** Start PROVIDED INFORMATION **

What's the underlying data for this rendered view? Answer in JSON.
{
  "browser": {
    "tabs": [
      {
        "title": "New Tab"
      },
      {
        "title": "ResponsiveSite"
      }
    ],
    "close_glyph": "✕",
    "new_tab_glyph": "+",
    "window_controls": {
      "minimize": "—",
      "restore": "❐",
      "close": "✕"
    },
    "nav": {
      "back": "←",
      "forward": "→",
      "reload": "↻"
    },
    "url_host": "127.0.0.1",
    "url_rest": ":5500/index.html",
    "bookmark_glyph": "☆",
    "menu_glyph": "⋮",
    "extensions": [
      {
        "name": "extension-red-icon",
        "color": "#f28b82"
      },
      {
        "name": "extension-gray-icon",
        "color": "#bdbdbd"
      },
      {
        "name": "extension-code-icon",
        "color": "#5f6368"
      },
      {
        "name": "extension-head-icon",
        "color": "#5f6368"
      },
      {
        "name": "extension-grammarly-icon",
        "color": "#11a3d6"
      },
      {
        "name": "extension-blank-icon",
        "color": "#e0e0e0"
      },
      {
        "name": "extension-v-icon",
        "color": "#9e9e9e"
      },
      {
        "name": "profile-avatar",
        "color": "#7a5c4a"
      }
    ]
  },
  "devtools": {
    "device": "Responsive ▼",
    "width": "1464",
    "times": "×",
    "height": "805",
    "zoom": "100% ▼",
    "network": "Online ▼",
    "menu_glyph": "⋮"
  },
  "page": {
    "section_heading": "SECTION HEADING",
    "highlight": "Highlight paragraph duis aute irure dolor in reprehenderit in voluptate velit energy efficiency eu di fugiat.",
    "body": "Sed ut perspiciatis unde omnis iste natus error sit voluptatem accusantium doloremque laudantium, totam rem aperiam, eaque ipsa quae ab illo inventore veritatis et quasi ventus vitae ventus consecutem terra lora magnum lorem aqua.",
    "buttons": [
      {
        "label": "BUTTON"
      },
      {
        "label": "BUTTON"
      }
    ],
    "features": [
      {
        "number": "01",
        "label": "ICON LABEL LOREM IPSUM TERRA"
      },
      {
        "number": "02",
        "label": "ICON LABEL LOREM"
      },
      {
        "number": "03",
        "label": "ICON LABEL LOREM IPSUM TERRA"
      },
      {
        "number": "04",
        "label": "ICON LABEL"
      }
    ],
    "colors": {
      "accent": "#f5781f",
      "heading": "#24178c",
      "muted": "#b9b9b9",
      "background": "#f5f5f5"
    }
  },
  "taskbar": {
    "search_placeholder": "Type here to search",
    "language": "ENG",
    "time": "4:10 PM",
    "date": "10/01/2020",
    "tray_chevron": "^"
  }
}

** End PROVIDED INFORMATION **

Repeat the records above in full, character for character.

What's the underlying data for this rendered view? Answer in JSON.
{
  "browser": {
    "tabs": [
      {
        "title": "New Tab"
      },
      {
        "title": "ResponsiveSite"
      }
    ],
    "close_glyph": "✕",
    "new_tab_glyph": "+",
    "window_controls": {
      "minimize": "—",
      "restore": "❐",
      "close": "✕"
    },
    "nav": {
      "back": "←",
      "forward": "→",
      "reload": "↻"
    },
    "url_host": "127.0.0.1",
    "url_rest": ":5500/index.html",
    "bookmark_glyph": "☆",
    "menu_glyph": "⋮",
    "extensions": [
      {
        "name": "extension-red-icon",
        "color": "#f28b82"
      },
      {
        "name": "extension-gray-icon",
        "color": "#bdbdbd"
      },
      {
        "name": "extension-code-icon",
        "color": "#5f6368"
      },
      {
        "name": "extension-head-icon",
        "color": "#5f6368"
      },
      {
        "name": "extension-grammarly-icon",
        "color": "#11a3d6"
      },
      {
        "name": "extension-blank-icon",
        "color": "#e0e0e0"
      },
      {
        "name": "extension-v-icon",
        "color": "#9e9e9e"
      },
      {
        "name": "profile-avatar",
        "color": "#7a5c4a"
      }
    ]
  },
  "devtools": {
    "device": "Responsive ▼",
    "width": "1464",
    "times": "×",
    "height": "805",
    "zoom": "100% ▼",
    "network": "Online ▼",
    "menu_glyph": "⋮"
  },
  "page": {
    "section_heading": "SECTION HEADING",
    "highlight": "Highlight paragraph duis aute irure dolor in reprehenderit in voluptate velit energy efficiency eu di fugiat.",
    "body": "Sed ut perspiciatis unde omnis iste natus error sit voluptatem accusantium doloremque laudantium, totam rem aperiam, eaque ipsa quae ab illo inventore veritatis et quasi ventus vitae ventus consecutem terra lora magnum lorem aqua.",
    "buttons": [
      {
        "label": "BUTTON"
      },
      {
        "label": "BUTTON"
      }
    ],
    "features": [
      {
        "number": "01",
        "label": "ICON LABEL LOREM IPSUM TERRA"
      },
      {
        "number": "02",
        "label": "ICON LABEL LOREM"
      },
      {
        "number": "03",
        "label": "ICON LABEL LOREM IPSUM TERRA"
      },
      {
        "number": "04",
        "label": "ICON LABEL"
      }
    ],
    "colors": {
      "accent": "#f5781f",
      "heading": "#24178c",
      "muted": "#b9b9b9",
      "background": "#f5f5f5"
    }
  },
  "taskbar": {
    "search_placeholder": "Type here to search",
    "language": "ENG",
    "time": "4:10 PM",
    "date": "10/01/2020",
    "tray_chevron": "^"
  }
}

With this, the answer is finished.